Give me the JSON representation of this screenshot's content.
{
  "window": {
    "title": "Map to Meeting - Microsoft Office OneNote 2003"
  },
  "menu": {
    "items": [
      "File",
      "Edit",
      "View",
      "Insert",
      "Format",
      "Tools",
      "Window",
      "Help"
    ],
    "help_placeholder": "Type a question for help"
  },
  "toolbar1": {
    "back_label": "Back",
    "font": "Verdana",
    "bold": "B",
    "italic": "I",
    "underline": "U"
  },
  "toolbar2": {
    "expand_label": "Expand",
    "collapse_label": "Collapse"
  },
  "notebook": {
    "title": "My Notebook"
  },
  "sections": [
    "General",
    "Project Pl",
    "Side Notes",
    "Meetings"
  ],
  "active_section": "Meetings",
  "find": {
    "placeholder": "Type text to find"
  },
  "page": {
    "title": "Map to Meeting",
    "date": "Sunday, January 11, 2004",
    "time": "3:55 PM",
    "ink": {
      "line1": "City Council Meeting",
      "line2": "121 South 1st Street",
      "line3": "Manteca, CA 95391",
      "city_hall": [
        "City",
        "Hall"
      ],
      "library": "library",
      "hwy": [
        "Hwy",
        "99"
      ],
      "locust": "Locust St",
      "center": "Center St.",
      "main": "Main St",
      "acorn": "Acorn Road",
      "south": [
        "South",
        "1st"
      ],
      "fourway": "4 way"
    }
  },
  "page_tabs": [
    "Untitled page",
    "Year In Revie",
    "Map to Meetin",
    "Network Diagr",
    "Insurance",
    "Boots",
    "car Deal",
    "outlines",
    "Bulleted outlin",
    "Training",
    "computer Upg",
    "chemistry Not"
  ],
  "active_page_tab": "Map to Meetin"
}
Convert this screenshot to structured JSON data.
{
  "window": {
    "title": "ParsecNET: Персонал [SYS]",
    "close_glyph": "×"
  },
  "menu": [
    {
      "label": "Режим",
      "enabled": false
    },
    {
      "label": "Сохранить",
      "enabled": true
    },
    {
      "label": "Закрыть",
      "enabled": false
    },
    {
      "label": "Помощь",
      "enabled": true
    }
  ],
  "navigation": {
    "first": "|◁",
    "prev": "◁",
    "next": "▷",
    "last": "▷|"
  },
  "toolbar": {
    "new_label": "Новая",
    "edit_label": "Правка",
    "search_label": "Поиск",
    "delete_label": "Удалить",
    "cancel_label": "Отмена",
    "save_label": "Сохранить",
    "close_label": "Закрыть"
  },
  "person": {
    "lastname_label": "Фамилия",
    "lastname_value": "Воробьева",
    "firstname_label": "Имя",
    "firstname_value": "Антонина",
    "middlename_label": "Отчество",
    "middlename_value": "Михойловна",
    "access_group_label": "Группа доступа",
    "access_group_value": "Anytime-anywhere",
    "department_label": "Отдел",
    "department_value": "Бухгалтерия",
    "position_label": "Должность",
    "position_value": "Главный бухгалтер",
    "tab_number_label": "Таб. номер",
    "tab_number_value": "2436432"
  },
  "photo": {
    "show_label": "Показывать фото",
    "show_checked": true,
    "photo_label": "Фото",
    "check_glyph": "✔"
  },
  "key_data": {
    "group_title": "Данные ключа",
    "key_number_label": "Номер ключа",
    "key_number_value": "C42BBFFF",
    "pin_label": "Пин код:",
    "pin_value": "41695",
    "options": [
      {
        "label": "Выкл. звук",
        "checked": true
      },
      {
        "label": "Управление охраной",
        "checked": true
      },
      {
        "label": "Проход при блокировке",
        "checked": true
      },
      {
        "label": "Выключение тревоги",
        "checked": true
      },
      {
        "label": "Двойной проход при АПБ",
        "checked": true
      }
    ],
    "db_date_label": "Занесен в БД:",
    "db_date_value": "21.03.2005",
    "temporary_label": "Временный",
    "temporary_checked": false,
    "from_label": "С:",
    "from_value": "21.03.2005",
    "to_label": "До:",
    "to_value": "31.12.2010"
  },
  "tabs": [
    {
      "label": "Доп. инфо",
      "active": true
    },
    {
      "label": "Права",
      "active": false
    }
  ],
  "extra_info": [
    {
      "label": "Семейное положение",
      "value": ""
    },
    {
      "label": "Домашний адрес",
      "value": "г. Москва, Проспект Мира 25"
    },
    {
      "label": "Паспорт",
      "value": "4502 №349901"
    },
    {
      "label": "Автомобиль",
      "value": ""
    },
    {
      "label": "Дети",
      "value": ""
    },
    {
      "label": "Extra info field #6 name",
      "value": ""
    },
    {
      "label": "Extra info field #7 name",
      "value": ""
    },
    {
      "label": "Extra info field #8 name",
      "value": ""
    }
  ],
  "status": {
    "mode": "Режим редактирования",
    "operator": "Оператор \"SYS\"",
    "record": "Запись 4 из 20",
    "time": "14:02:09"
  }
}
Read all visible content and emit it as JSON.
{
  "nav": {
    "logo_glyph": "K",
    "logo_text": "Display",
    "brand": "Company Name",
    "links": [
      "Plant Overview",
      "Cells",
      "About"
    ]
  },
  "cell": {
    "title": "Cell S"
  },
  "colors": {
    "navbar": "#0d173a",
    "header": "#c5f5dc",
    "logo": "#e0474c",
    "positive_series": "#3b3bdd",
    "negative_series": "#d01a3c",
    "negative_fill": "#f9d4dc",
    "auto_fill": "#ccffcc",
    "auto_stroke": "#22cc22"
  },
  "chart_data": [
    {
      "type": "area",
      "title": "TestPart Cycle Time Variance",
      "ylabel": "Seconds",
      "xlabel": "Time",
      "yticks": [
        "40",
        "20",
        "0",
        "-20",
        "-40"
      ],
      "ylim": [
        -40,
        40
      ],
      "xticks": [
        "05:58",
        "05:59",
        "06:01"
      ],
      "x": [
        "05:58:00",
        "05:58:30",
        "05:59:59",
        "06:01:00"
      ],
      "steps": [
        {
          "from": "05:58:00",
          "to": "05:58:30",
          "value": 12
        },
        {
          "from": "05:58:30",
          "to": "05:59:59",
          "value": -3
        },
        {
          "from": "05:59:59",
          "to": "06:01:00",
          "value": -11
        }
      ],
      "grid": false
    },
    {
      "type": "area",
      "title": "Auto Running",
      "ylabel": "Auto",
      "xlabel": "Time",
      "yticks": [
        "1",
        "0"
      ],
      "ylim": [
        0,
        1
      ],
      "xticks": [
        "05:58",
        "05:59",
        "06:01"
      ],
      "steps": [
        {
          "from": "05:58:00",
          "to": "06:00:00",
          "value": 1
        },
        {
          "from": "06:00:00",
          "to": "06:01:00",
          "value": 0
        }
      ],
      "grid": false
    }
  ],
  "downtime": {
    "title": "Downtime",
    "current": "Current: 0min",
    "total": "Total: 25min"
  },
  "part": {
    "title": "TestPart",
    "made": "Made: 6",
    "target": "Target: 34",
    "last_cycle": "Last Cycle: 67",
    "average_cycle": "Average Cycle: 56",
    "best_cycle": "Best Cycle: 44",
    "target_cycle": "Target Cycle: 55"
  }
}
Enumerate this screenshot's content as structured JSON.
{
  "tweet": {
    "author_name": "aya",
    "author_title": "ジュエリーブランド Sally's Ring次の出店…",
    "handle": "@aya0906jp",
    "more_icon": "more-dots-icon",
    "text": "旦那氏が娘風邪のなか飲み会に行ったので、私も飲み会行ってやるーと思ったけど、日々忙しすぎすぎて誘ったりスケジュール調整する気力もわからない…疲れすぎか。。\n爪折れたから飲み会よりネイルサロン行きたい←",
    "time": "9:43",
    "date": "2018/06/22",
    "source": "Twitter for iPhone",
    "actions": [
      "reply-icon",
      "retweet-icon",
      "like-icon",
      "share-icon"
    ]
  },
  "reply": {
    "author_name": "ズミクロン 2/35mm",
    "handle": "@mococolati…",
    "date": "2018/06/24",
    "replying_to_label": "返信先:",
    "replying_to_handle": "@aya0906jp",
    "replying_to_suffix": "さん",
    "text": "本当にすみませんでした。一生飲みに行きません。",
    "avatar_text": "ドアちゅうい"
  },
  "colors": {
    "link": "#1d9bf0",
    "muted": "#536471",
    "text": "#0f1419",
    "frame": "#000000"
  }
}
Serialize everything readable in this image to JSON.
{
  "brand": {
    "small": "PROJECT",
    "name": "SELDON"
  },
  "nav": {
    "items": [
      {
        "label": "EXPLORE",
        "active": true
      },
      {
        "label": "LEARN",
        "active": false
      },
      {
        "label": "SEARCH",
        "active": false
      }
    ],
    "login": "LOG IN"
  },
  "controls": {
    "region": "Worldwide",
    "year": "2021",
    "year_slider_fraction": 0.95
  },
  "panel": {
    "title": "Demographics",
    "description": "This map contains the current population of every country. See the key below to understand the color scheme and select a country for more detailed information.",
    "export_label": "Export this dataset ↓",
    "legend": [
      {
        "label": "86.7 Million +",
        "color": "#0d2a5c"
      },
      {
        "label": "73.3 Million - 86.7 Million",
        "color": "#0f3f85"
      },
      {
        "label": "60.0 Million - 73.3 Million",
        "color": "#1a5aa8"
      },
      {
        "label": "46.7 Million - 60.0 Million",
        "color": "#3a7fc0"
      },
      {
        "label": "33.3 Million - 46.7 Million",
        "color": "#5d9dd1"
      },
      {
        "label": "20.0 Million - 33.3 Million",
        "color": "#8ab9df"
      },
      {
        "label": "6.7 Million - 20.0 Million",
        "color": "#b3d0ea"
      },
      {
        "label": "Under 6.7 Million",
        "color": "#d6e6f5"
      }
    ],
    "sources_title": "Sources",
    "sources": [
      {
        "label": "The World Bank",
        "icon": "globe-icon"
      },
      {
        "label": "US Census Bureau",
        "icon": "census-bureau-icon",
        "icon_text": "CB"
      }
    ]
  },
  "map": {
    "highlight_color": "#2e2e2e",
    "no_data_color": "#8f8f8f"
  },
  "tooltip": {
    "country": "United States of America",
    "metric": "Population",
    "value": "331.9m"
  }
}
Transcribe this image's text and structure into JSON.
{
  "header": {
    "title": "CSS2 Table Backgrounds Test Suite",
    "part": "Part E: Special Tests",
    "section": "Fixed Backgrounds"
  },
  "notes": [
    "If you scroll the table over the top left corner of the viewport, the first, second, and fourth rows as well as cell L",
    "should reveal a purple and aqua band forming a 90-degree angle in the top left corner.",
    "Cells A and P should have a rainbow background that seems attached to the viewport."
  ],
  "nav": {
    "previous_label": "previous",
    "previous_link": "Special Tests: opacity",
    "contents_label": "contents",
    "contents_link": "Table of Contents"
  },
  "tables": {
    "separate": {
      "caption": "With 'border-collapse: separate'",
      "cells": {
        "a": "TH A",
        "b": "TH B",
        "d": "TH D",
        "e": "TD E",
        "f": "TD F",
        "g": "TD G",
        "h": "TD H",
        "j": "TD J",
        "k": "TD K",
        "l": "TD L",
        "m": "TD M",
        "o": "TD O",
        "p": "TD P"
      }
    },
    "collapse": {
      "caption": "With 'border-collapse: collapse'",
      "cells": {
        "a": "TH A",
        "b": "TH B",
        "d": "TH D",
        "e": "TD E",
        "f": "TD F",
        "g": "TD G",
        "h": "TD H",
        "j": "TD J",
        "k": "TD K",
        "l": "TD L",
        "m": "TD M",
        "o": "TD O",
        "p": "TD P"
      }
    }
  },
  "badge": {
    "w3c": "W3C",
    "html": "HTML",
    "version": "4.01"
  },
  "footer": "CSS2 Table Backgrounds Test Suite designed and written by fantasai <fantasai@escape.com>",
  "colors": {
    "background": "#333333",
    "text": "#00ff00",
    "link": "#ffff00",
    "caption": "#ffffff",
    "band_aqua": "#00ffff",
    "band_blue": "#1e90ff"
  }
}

------------------------------------

* STATED PROBLEM *
List all lines where "caption" occurs.

* RESPONSE FOR THIS EXERCISE *
      "caption": "With 'border-collapse: separate'",
      "caption": "With 'border-collapse: collapse'",
    "caption": "#ffffff",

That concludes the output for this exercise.